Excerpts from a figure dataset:
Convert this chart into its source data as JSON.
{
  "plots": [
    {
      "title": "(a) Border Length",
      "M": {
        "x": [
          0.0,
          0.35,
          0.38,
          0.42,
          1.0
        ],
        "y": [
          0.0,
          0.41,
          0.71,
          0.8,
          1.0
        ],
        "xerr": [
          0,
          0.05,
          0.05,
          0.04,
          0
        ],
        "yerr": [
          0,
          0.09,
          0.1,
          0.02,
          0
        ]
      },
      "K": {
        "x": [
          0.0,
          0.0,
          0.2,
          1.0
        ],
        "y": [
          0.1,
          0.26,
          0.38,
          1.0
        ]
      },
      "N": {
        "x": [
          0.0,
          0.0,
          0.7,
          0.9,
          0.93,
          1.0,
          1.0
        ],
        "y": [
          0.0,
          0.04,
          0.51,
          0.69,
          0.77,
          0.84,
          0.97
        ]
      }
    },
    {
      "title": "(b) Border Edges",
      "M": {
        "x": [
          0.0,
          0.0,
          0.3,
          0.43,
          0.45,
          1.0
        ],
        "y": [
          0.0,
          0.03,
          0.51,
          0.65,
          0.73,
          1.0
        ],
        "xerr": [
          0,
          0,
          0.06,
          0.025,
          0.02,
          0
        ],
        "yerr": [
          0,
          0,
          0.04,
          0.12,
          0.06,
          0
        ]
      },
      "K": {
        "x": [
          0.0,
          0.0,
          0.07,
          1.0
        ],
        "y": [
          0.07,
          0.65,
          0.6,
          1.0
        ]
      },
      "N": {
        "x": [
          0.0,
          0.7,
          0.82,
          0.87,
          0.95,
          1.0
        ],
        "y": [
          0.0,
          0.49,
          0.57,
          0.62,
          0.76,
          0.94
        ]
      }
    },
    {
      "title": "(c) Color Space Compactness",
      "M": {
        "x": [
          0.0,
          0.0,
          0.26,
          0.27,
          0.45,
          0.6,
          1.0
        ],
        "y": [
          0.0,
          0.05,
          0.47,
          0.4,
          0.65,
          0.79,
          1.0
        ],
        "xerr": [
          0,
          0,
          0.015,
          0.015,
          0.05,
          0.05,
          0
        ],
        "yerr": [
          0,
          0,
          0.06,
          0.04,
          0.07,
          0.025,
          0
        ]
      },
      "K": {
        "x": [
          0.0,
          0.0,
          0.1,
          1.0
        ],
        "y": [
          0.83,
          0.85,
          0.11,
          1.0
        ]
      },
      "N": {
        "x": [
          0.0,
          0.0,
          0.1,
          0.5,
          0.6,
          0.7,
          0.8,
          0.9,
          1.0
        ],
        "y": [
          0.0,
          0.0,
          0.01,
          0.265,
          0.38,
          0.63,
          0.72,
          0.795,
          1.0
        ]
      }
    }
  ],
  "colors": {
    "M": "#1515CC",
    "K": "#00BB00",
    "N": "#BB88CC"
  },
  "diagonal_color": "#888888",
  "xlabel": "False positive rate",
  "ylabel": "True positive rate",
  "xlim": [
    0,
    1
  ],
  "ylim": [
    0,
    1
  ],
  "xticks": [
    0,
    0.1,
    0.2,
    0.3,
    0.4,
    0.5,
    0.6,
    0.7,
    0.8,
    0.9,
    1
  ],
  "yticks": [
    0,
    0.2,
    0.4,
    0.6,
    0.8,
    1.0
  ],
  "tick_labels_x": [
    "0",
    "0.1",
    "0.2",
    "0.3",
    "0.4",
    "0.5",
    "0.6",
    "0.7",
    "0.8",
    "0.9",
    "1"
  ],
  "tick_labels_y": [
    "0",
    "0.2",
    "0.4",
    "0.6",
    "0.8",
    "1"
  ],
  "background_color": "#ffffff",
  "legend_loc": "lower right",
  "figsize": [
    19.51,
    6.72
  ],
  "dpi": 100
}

## Problem to solve
Transcribe each entry exactly.

## Complete response
Convert this chart into its source data as JSON.
{
  "plots": [
    {
      "title": "(a) Border Length",
      "M": {
        "x": [
          0.0,
          0.35,
          0.38,
          0.42,
          1.0
        ],
        "y": [
          0.0,
          0.41,
          0.71,
          0.8,
          1.0
        ],
        "xerr": [
          0,
          0.05,
          0.05,
          0.04,
          0
        ],
        "yerr": [
          0,
          0.09,
          0.1,
          0.02,
          0
        ]
      },
      "K": {
        "x": [
          0.0,
          0.0,
          0.2,
          1.0
        ],
        "y": [
          0.1,
          0.26,
          0.38,
          1.0
        ]
      },
      "N": {
        "x": [
          0.0,
          0.0,
          0.7,
          0.9,
          0.93,
          1.0,
          1.0
        ],
        "y": [
          0.0,
          0.04,
          0.51,
          0.69,
          0.77,
          0.84,
          0.97
        ]
      }
    },
    {
      "title": "(b) Border Edges",
      "M": {
        "x": [
          0.0,
          0.0,
          0.3,
          0.43,
          0.45,
          1.0
        ],
        "y": [
          0.0,
          0.03,
          0.51,
          0.65,
          0.73,
          1.0
        ],
        "xerr": [
          0,
          0,
          0.06,
          0.025,
          0.02,
          0
        ],
        "yerr": [
          0,
          0,
          0.04,
          0.12,
          0.06,
          0
        ]
      },
      "K": {
        "x": [
          0.0,
          0.0,
          0.07,
          1.0
        ],
        "y": [
          0.07,
          0.65,
          0.6,
          1.0
        ]
      },
      "N": {
        "x": [
          0.0,
          0.7,
          0.82,
          0.87,
          0.95,
          1.0
        ],
        "y": [
          0.0,
          0.49,
          0.57,
          0.62,
          0.76,
          0.94
        ]
      }
    },
    {
      "title": "(c) Color Space Compactness",
      "M": {
        "x": [
          0.0,
          0.0,
          0.26,
          0.27,
          0.45,
          0.6,
          1.0
        ],
        "y": [
          0.0,
          0.05,
          0.47,
          0.4,
          0.65,
          0.79,
          1.0
        ],
        "xerr": [
          0,
          0,
          0.015,
          0.015,
          0.05,
          0.05,
          0
        ],
        "yerr": [
          0,
          0,
          0.06,
          0.04,
          0.07,
          0.025,
          0
        ]
      },
      "K": {
        "x": [
          0.0,
          0.0,
          0.1,
          1.0
        ],
        "y": [
          0.83,
          0.85,
          0.11,
          1.0
        ]
      },
      "N": {
        "x": [
          0.0,
          0.0,
          0.1,
          0.5,
          0.6,
          0.7,
          0.8,
          0.9,
          1.0
        ],
        "y": [
          0.0,
          0.0,
          0.01,
          0.265,
          0.38,
          0.63,
          0.72,
          0.795,
          1.0
        ]
      }
    }
  ],
  "colors": {
    "M": "#1515CC",
    "K": "#00BB00",
    "N": "#BB88CC"
  },
  "diagonal_color": "#888888",
  "xlabel": "False positive rate",
  "ylabel": "True positive rate",
  "xlim": [
    0,
    1
  ],
  "ylim": [
    0,
    1
  ],
  "xticks": [
    0,
    0.1,
    0.2,
    0.3,
    0.4,
    0.5,
    0.6,
    0.7,
    0.8,
    0.9,
    1
  ],
  "yticks": [
    0,
    0.2,
    0.4,
    0.6,
    0.8,
    1.0
  ],
  "tick_labels_x": [
    "0",
    "0.1",
    "0.2",
    "0.3",
    "0.4",
    "0.5",
    "0.6",
    "0.7",
    "0.8",
    "0.9",
    "1"
  ],
  "tick_labels_y": [
    "0",
    "0.2",
    "0.4",
    "0.6",
    "0.8",
    "1"
  ],
  "background_color": "#ffffff",
  "legend_loc": "lower right",
  "figsize": [
    19.51,
    6.72
  ],
  "dpi": 100
}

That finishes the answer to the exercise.